All records are to be retyped faithfully and completely.

### Extracted material

start

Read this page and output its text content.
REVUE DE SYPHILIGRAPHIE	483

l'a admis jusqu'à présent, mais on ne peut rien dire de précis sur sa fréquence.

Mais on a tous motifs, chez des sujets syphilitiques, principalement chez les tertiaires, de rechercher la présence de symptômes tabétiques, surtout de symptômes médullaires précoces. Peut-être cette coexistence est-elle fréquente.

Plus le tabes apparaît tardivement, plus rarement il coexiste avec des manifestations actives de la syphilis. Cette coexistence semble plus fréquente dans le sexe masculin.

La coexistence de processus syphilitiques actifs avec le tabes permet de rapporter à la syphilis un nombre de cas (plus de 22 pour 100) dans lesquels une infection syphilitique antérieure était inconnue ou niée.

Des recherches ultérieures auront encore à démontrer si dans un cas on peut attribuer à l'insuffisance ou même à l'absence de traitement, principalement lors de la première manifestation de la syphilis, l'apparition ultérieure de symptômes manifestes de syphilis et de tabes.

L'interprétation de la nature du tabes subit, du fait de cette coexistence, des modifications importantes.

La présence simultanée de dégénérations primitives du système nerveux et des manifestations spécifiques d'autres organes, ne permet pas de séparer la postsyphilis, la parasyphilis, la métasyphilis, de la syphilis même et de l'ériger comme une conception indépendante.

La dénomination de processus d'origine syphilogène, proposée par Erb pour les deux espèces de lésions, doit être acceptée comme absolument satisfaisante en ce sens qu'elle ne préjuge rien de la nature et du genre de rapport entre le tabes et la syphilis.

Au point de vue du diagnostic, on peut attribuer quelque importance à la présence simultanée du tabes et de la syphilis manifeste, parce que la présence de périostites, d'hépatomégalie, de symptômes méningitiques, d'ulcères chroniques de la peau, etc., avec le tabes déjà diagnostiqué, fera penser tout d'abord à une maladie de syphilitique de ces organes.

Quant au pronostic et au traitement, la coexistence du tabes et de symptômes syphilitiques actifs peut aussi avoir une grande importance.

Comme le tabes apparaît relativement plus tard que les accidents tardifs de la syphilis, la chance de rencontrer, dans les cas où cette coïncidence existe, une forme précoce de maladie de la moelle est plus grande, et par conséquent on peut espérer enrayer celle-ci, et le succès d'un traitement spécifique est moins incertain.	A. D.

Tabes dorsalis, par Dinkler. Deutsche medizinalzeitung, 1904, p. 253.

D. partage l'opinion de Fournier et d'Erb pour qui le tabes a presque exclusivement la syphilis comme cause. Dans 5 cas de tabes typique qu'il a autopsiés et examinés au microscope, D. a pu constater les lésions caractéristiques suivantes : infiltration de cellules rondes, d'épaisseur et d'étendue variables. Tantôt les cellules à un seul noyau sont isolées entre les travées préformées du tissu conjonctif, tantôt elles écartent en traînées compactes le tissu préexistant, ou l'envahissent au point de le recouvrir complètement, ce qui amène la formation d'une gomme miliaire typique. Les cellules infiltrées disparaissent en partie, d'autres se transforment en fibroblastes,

end

### Answer to this problem
Read this page and output its text content.
REVUE DE SYPHILIGRAPHIE	483

l'a admis jusqu'à présent, mais on ne peut rien dire de précis sur sa fréquence.

Mais on a tous motifs, chez des sujets syphilitiques, principalement chez les tertiaires, de rechercher la présence de symptômes tabétiques, surtout de symptômes médullaires précoces. Peut-être cette coexistence est-elle fréquente.

Plus le tabes apparaît tardivement, plus rarement il coexiste avec des manifestations actives de la syphilis. Cette coexistence semble plus fréquente dans le sexe masculin.

La coexistence de processus syphilitiques actifs avec le tabes permet de rapporter à la syphilis un nombre de cas (plus de 22 pour 100) dans lesquels une infection syphilitique antérieure était inconnue ou niée.

Des recherches ultérieures auront encore à démontrer si dans un cas on peut attribuer à l'insuffisance ou même à l'absence de traitement, principalement lors de la première manifestation de la syphilis, l'apparition ultérieure de symptômes manifestes de syphilis et de tabes.

L'interprétation de la nature du tabes subit, du fait de cette coexistence, des modifications importantes.

La présence simultanée de dégénérations primitives du système nerveux et des manifestations spécifiques d'autres organes, ne permet pas de séparer la postsyphilis, la parasyphilis, la métasyphilis, de la syphilis même et de l'ériger comme une conception indépendante.

La dénomination de processus d'origine syphilogène, proposée par Erb pour les deux espèces de lésions, doit être acceptée comme absolument satisfaisante en ce sens qu'elle ne préjuge rien de la nature et du genre de rapport entre le tabes et la syphilis.

Au point de vue du diagnostic, on peut attribuer quelque importance à la présence simultanée du tabes et de la syphilis manifeste, parce que la présence de périostites, d'hépatomégalie, de symptômes méningitiques, d'ulcères chroniques de la peau, etc., avec le tabes déjà diagnostiqué, fera penser tout d'abord à une maladie de syphilitique de ces organes.

Quant au pronostic et au traitement, la coexistence du tabes et de symptômes syphilitiques actifs peut aussi avoir une grande importance.

Comme le tabes apparaît relativement plus tard que les accidents tardifs de la syphilis, la chance de rencontrer, dans les cas où cette coïncidence existe, une forme précoce de maladie de la moelle est plus grande, et par conséquent on peut espérer enrayer celle-ci, et le succès d'un traitement spécifique est moins incertain.	A. D.

Tabes dorsalis, par Dinkler. Deutsche medizinalzeitung, 1904, p. 253.

D. partage l'opinion de Fournier et d'Erb pour qui le tabes a presque exclusivement la syphilis comme cause. Dans 5 cas de tabes typique qu'il a autopsiés et examinés au microscope, D. a pu constater les lésions caractéristiques suivantes : infiltration de cellules rondes, d'épaisseur et d'étendue variables. Tantôt les cellules à un seul noyau sont isolées entre les travées préformées du tissu conjonctif, tantôt elles écartent en traînées compactes le tissu préexistant, ou l'envahissent au point de le recouvrir complètement, ce qui amène la formation d'une gomme miliaire typique. Les cellules infiltrées disparaissent en partie, d'autres se transforment en fibroblastes,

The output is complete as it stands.